§ **WORK TO DO**
Your task is to copy the material exactly.
━━━━
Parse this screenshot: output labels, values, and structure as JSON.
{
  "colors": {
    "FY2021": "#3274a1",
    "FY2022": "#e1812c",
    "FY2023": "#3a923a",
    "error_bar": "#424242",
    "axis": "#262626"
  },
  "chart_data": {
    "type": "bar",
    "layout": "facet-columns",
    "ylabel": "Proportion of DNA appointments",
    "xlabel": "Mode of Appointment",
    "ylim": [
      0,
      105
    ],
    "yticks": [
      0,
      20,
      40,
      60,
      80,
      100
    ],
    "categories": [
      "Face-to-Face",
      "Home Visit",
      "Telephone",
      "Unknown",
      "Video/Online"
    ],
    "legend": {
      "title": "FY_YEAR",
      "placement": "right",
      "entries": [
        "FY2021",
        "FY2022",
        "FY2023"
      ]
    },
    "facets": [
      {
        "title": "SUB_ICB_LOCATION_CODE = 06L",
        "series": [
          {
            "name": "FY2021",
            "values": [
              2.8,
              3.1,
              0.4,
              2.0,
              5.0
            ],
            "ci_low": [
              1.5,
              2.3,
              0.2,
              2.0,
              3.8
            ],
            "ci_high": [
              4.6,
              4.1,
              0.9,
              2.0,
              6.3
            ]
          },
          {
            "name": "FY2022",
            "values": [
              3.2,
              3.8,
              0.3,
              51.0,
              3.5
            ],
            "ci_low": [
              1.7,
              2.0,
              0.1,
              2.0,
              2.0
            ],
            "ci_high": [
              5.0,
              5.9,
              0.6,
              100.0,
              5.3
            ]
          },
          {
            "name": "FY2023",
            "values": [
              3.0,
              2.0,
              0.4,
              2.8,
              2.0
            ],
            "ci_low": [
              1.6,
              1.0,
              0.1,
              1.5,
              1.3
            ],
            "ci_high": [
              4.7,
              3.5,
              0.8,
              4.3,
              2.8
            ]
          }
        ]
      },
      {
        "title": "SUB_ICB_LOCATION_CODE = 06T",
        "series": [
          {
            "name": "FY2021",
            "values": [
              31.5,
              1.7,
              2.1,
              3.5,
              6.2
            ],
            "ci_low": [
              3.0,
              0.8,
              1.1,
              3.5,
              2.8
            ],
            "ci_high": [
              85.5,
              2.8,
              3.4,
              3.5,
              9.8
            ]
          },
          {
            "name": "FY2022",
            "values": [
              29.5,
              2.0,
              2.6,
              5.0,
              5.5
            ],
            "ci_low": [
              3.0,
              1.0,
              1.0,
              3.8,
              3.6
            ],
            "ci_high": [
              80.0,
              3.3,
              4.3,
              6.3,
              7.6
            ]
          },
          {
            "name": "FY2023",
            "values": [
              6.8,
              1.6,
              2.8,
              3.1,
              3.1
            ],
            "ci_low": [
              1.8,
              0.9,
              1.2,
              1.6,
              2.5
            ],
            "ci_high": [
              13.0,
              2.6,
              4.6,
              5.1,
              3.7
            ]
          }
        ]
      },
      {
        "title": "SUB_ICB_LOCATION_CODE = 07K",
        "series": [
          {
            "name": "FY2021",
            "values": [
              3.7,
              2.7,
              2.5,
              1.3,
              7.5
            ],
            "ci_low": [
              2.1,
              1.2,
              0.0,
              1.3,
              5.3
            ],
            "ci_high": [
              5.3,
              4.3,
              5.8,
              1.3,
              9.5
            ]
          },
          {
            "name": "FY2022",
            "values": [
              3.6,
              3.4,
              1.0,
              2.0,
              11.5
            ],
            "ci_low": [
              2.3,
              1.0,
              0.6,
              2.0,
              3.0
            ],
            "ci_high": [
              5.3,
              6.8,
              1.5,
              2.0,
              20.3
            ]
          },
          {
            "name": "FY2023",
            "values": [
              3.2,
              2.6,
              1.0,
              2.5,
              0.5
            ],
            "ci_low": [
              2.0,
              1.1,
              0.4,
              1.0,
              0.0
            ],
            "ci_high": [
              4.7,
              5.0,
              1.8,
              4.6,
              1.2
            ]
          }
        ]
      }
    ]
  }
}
━━━━
§ **FINISHED EXERCISE**
Parse this screenshot: output labels, values, and structure as JSON.
{
  "colors": {
    "FY2021": "#3274a1",
    "FY2022": "#e1812c",
    "FY2023": "#3a923a",
    "error_bar": "#424242",
    "axis": "#262626"
  },
  "chart_data": {
    "type": "bar",
    "layout": "facet-columns",
    "ylabel": "Proportion of DNA appointments",
    "xlabel": "Mode of Appointment",
    "ylim": [
      0,
      105
    ],
    "yticks": [
      0,
      20,
      40,
      60,
      80,
      100
    ],
    "categories": [
      "Face-to-Face",
      "Home Visit",
      "Telephone",
      "Unknown",
      "Video/Online"
    ],
    "legend": {
      "title": "FY_YEAR",
      "placement": "right",
      "entries": [
        "FY2021",
        "FY2022",
        "FY2023"
      ]
    },
    "facets": [
      {
        "title": "SUB_ICB_LOCATION_CODE = 06L",
        "series": [
          {
            "name": "FY2021",
            "values": [
              2.8,
              3.1,
              0.4,
              2.0,
              5.0
            ],
            "ci_low": [
              1.5,
              2.3,
              0.2,
              2.0,
              3.8
            ],
            "ci_high": [
              4.6,
              4.1,
              0.9,
              2.0,
              6.3
            ]
          },
          {
            "name": "FY2022",
            "values": [
              3.2,
              3.8,
              0.3,
              51.0,
              3.5
            ],
            "ci_low": [
              1.7,
              2.0,
              0.1,
              2.0,
              2.0
            ],
            "ci_high": [
              5.0,
              5.9,
              0.6,
              100.0,
              5.3
            ]
          },
          {
            "name": "FY2023",
            "values": [
              3.0,
              2.0,
              0.4,
              2.8,
              2.0
            ],
            "ci_low": [
              1.6,
              1.0,
              0.1,
              1.5,
              1.3
            ],
            "ci_high": [
              4.7,
              3.5,
              0.8,
              4.3,
              2.8
            ]
          }
        ]
      },
      {
        "title": "SUB_ICB_LOCATION_CODE = 06T",
        "series": [
          {
            "name": "FY2021",
            "values": [
              31.5,
              1.7,
              2.1,
              3.5,
              6.2
            ],
            "ci_low": [
              3.0,
              0.8,
              1.1,
              3.5,
              2.8
            ],
            "ci_high": [
              85.5,
              2.8,
              3.4,
              3.5,
              9.8
            ]
          },
          {
            "name": "FY2022",
            "values": [
              29.5,
              2.0,
              2.6,
              5.0,
              5.5
            ],
            "ci_low": [
              3.0,
              1.0,
              1.0,
              3.8,
              3.6
            ],
            "ci_high": [
              80.0,
              3.3,
              4.3,
              6.3,
              7.6
            ]
          },
          {
            "name": "FY2023",
            "values": [
              6.8,
              1.6,
              2.8,
              3.1,
              3.1
            ],
            "ci_low": [
              1.8,
              0.9,
              1.2,
              1.6,
              2.5
            ],
            "ci_high": [
              13.0,
              2.6,
              4.6,
              5.1,
              3.7
            ]
          }
        ]
      },
      {
        "title": "SUB_ICB_LOCATION_CODE = 07K",
        "series": [
          {
            "name": "FY2021",
            "values": [
              3.7,
              2.7,
              2.5,
              1.3,
              7.5
            ],
            "ci_low": [
              2.1,
              1.2,
              0.0,
              1.3,
              5.3
            ],
            "ci_high": [
              5.3,
              4.3,
              5.8,
              1.3,
              9.5
            ]
          },
          {
            "name": "FY2022",
            "values": [
              3.6,
              3.4,
              1.0,
              2.0,
              11.5
            ],
            "ci_low": [
              2.3,
              1.0,
              0.6,
              2.0,
              3.0
            ],
            "ci_high": [
              5.3,
              6.8,
              1.5,
              2.0,
              20.3
            ]
          },
          {
            "name": "FY2023",
            "values": [
              3.2,
              2.6,
              1.0,
              2.5,
              0.5
            ],
            "ci_low": [
              2.0,
              1.1,
              0.4,
              1.0,
              0.0
            ],
            "ci_high": [
              4.7,
              5.0,
              1.8,
              4.6,
              1.2
            ]
          }
        ]
      }
    ]
  }
}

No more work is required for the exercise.